(Lines of data)
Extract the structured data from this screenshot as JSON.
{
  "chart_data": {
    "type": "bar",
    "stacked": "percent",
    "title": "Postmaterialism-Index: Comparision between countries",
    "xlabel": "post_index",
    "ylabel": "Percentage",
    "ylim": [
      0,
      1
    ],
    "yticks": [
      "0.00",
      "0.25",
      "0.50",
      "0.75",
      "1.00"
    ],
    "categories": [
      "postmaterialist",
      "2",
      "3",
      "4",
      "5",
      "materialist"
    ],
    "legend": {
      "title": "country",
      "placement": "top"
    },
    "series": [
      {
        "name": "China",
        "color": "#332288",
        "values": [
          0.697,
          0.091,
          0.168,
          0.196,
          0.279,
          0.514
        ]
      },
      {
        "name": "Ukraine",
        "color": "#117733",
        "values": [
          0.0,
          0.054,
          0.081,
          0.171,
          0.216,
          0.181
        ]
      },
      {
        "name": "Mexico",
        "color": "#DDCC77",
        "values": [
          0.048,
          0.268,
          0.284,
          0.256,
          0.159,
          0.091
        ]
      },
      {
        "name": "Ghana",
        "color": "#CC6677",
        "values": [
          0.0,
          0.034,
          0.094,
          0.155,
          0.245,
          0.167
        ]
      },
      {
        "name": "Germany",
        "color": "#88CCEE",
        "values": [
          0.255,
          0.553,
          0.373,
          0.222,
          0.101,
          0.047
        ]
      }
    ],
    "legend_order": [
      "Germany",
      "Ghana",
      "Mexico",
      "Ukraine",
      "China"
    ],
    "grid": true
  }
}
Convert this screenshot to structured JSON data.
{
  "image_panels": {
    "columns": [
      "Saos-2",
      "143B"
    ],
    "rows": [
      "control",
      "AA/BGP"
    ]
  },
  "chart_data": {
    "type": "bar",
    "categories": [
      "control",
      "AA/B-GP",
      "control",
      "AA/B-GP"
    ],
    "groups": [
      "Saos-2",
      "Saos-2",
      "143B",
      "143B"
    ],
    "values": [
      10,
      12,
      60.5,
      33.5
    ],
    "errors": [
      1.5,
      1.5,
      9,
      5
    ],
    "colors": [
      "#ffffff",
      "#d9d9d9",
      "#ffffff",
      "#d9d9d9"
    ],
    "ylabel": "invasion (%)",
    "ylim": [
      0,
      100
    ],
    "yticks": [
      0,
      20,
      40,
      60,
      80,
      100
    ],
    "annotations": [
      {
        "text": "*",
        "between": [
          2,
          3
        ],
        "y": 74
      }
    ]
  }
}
--
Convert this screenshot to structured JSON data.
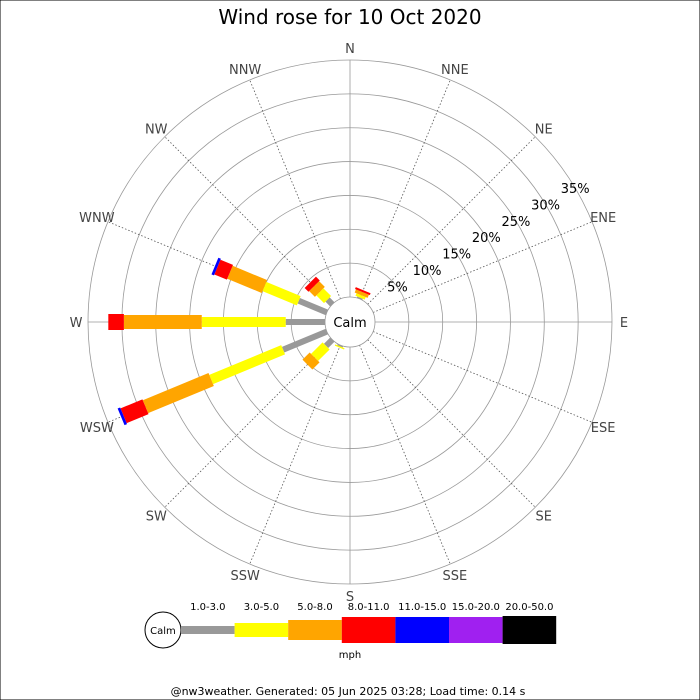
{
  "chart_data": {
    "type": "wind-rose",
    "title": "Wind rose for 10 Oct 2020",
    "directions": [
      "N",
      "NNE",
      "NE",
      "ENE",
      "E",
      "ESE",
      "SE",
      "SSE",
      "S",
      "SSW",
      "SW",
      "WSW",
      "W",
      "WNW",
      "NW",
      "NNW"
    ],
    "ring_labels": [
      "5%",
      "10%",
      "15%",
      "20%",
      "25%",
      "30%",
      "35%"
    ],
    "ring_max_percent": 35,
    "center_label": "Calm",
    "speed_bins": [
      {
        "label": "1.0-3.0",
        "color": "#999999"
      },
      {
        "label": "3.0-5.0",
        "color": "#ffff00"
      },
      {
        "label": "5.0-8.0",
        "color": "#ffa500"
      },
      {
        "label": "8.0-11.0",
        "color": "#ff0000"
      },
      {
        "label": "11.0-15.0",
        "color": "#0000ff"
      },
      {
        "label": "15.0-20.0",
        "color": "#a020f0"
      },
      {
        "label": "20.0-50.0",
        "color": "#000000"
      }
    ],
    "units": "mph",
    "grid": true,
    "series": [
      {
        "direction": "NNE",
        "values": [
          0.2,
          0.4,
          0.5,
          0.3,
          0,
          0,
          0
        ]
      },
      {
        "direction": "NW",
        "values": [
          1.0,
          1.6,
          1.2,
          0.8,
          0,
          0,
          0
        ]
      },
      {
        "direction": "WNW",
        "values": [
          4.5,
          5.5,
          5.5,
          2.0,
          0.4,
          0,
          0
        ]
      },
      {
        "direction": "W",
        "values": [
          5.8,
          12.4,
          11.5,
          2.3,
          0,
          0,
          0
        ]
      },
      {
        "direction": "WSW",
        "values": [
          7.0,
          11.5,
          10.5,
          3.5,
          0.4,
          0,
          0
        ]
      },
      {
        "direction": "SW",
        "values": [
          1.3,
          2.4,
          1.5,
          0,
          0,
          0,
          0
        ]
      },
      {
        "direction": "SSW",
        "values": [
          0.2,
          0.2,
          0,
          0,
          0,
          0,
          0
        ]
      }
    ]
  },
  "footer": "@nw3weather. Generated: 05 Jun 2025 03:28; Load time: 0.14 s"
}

▸ Problem to solve
From the data above, show each line that contains "ylabel".

▸ Finished exercise
    "ylabel": "Percentage",
    "ylabel": "invasion (%)",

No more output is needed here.